Say how many lines contain the string "help". Give no other output.
>> begin EXCERPTED RECORDS
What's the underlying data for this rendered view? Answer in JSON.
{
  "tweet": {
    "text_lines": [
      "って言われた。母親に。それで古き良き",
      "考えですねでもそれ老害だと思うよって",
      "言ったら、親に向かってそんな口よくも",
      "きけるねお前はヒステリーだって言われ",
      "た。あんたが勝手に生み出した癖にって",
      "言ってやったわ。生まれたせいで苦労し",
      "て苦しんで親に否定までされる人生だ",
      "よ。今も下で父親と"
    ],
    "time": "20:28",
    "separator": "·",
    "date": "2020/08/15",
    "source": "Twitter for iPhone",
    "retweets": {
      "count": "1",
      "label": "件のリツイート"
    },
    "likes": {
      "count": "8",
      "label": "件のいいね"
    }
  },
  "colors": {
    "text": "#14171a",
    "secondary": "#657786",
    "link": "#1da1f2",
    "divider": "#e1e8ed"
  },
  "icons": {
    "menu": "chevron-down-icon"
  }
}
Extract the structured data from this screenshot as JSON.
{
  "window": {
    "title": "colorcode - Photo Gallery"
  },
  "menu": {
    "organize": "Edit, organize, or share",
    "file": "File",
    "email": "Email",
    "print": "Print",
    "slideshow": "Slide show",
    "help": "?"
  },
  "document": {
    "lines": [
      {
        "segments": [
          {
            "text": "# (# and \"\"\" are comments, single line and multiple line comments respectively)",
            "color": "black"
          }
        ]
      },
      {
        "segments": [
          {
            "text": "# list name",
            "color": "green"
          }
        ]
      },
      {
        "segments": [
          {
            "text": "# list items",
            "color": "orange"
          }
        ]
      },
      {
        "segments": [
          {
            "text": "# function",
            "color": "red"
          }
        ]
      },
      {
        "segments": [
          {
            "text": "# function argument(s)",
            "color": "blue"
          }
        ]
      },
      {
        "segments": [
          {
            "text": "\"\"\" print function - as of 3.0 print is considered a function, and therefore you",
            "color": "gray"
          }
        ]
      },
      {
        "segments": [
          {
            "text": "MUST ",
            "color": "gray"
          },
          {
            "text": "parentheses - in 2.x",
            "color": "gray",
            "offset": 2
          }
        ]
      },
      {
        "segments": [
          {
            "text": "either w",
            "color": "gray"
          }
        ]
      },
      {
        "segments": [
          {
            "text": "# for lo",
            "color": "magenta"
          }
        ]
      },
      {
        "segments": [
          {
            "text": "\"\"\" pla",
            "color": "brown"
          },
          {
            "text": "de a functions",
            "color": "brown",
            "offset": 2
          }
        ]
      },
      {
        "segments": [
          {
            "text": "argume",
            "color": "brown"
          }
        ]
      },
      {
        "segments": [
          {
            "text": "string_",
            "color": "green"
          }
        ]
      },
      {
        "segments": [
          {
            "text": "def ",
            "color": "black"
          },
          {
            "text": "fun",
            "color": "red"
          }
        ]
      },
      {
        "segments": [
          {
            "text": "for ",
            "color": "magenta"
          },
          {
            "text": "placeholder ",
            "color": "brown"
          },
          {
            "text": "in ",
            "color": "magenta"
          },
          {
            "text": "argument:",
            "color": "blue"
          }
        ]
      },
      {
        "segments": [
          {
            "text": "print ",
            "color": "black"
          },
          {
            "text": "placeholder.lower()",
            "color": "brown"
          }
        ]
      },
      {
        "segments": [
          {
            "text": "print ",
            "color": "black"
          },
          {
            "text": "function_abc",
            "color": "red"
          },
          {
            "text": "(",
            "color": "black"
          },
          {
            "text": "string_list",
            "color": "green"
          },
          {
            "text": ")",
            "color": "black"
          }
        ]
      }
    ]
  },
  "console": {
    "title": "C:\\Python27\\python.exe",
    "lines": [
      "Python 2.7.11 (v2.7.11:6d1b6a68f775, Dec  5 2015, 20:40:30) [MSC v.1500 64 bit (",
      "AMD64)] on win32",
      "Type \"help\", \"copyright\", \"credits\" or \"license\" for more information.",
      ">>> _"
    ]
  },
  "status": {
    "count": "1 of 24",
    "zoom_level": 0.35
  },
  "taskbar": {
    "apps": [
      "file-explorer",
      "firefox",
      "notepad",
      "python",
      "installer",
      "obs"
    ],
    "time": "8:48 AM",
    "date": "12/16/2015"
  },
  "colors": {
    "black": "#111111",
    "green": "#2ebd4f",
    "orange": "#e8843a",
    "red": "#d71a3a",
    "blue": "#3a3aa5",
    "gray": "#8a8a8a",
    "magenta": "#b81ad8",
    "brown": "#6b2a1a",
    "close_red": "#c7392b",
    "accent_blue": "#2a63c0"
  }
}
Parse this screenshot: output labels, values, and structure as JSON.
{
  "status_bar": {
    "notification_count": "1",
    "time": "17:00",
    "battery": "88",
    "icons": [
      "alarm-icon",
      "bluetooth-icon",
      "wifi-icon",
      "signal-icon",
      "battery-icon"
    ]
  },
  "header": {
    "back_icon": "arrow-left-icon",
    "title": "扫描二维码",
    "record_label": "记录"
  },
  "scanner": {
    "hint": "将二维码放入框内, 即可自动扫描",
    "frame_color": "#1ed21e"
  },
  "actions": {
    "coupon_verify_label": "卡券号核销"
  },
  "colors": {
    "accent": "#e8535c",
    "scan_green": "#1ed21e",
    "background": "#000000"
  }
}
>> end EXCERPTED RECORDS
(OUTPUT BELOW):
2